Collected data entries
◆ ◆ ◆
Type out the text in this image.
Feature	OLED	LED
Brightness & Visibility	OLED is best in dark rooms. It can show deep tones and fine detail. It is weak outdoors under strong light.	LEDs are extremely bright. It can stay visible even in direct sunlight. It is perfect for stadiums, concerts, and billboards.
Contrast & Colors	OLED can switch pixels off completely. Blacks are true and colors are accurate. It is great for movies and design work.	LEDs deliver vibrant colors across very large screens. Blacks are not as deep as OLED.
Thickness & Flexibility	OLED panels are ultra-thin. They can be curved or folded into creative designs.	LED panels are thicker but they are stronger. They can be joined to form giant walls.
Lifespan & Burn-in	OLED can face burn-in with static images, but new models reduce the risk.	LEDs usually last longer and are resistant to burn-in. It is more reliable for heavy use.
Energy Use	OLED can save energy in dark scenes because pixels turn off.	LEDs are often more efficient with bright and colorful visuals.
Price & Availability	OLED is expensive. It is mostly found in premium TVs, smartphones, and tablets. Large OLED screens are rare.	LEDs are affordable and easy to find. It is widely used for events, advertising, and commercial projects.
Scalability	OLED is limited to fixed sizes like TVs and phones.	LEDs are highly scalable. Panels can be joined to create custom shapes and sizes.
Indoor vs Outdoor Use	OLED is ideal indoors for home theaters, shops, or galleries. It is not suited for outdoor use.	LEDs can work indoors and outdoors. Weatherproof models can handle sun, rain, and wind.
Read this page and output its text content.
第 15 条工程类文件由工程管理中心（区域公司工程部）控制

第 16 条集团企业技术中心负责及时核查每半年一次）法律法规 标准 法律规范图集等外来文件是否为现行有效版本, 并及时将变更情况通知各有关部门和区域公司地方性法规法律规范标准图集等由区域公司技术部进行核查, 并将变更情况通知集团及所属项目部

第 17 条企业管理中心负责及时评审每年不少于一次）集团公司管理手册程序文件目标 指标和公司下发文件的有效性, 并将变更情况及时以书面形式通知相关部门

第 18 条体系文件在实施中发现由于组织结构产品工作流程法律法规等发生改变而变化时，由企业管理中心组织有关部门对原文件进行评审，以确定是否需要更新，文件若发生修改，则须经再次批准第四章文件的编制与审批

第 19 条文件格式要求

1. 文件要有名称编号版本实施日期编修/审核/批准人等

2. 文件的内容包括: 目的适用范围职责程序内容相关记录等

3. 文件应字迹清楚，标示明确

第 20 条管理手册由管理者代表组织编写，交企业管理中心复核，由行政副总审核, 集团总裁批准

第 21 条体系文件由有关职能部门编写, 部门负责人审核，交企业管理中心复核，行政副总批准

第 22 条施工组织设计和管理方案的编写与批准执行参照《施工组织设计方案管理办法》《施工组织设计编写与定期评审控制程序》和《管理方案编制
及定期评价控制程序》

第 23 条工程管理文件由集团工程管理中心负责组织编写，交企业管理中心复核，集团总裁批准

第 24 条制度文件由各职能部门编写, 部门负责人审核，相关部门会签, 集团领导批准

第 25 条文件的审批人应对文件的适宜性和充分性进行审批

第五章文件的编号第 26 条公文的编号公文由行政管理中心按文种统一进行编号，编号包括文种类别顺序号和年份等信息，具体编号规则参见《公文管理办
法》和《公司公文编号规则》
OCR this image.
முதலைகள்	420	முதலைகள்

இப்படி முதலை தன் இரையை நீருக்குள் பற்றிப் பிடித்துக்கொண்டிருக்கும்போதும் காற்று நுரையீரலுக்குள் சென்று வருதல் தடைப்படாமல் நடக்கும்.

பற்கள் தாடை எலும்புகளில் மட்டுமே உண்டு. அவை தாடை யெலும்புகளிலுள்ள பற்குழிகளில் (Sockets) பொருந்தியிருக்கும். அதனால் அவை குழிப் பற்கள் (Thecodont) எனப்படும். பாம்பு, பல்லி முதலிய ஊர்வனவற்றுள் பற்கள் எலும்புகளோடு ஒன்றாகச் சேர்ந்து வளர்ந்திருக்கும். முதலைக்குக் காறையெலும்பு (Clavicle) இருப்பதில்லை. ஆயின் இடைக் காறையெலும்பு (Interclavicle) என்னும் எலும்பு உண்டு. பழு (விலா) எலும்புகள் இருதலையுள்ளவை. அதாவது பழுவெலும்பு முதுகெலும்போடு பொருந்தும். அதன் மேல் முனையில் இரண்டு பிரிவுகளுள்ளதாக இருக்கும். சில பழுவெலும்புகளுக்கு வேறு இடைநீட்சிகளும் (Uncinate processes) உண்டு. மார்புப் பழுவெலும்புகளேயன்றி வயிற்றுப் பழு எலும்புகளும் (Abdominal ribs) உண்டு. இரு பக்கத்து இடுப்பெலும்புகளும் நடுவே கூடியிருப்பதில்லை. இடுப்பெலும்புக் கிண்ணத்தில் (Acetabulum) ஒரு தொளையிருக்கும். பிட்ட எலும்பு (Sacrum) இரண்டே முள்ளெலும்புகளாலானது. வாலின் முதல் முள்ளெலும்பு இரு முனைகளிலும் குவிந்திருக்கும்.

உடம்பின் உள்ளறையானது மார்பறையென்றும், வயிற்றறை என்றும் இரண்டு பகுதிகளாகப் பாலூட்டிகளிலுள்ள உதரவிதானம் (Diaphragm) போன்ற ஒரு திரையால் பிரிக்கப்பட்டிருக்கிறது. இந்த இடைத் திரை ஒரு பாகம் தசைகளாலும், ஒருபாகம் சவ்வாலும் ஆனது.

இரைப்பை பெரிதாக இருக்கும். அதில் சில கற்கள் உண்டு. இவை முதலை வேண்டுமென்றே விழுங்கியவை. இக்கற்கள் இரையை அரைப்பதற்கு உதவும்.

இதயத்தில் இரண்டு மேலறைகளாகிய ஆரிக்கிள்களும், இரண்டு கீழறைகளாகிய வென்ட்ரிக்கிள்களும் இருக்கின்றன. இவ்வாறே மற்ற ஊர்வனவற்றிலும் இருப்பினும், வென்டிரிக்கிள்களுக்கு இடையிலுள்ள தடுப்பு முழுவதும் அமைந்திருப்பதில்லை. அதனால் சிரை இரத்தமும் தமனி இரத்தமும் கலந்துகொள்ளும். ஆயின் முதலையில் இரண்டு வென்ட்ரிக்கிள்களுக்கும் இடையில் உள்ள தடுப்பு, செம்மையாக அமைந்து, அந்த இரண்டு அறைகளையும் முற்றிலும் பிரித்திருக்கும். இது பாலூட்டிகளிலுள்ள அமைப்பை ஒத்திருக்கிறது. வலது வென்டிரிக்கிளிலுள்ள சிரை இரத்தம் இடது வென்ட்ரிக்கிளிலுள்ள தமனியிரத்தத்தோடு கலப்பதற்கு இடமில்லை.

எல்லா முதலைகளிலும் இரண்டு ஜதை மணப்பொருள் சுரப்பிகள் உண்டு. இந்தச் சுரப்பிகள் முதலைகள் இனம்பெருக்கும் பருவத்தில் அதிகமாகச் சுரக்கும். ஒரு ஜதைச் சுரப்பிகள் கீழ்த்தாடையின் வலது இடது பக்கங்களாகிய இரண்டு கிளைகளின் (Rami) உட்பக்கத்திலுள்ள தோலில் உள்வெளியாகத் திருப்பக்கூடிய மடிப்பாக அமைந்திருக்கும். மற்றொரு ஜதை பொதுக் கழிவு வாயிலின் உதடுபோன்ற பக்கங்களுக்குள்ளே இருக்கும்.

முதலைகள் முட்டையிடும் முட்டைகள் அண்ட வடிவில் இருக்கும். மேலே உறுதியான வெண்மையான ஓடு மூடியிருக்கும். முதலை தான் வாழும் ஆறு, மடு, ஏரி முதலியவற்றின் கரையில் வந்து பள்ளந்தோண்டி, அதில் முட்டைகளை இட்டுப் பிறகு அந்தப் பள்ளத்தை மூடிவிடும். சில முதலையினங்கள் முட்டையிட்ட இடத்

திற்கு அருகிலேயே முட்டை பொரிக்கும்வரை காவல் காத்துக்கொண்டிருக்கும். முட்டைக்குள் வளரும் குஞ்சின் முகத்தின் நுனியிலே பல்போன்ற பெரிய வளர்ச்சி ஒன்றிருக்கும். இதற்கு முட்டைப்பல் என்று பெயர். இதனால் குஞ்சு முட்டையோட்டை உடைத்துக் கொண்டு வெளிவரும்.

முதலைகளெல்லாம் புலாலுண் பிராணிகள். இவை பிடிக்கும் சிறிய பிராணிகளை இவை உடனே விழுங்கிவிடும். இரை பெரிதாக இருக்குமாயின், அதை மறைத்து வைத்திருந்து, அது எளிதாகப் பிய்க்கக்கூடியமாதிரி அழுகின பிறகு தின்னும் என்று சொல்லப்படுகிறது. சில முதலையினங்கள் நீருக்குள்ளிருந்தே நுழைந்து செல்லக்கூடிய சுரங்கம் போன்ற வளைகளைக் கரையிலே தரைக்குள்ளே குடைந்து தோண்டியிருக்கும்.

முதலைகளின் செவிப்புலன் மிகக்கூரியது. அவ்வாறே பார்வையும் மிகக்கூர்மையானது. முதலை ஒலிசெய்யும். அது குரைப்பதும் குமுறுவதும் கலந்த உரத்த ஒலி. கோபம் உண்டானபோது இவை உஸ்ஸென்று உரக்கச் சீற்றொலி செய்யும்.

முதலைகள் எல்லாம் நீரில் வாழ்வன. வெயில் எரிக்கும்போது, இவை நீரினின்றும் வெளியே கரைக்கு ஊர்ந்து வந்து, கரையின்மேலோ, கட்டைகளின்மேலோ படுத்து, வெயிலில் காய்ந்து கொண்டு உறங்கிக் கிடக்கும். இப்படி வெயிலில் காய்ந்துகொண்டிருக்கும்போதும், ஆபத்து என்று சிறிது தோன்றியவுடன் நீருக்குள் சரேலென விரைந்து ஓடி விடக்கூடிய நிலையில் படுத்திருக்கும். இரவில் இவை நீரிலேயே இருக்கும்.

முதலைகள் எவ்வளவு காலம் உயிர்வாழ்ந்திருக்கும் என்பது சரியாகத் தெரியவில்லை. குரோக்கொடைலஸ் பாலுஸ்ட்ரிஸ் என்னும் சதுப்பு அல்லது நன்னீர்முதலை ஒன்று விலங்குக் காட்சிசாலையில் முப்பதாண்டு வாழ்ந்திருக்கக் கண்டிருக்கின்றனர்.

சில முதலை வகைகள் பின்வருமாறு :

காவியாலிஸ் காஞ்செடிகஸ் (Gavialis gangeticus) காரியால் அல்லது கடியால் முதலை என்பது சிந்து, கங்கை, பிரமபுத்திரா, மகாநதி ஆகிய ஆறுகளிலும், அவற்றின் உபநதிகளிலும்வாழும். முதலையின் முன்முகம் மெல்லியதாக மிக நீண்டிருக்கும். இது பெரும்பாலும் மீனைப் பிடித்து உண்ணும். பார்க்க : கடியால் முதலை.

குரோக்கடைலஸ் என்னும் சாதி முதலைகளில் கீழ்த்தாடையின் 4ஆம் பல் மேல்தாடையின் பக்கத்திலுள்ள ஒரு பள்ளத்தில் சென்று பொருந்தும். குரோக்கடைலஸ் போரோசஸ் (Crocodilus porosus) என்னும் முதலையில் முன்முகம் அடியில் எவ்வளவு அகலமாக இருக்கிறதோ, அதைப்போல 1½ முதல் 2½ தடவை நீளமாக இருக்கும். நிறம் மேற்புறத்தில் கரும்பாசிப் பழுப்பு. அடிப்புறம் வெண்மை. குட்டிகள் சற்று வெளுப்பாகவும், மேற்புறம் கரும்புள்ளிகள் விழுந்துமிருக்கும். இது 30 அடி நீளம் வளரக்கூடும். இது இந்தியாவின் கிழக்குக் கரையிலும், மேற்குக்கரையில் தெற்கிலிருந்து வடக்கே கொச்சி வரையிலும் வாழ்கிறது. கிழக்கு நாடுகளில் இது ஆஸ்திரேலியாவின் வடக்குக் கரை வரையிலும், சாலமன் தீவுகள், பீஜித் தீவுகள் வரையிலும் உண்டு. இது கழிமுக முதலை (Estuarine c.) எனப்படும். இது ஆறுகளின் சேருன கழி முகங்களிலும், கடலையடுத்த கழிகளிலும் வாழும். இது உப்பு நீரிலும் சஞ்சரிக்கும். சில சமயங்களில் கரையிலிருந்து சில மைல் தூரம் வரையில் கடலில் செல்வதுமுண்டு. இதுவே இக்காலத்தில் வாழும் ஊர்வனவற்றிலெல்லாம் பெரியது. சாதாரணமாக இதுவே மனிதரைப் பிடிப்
◆ ◆ ◆
→ **Goal of the exercise**: Gather and return every line that holds the string "集团总裁批准".

→ **Exercise response**:
第 20 条管理手册由管理者代表组织编写，交企业管理中心复核，由行政副总审核, 集团总裁批准
第 23 条工程管理文件由集团工程管理中心负责组织编写，交企业管理中心复核，集团总裁批准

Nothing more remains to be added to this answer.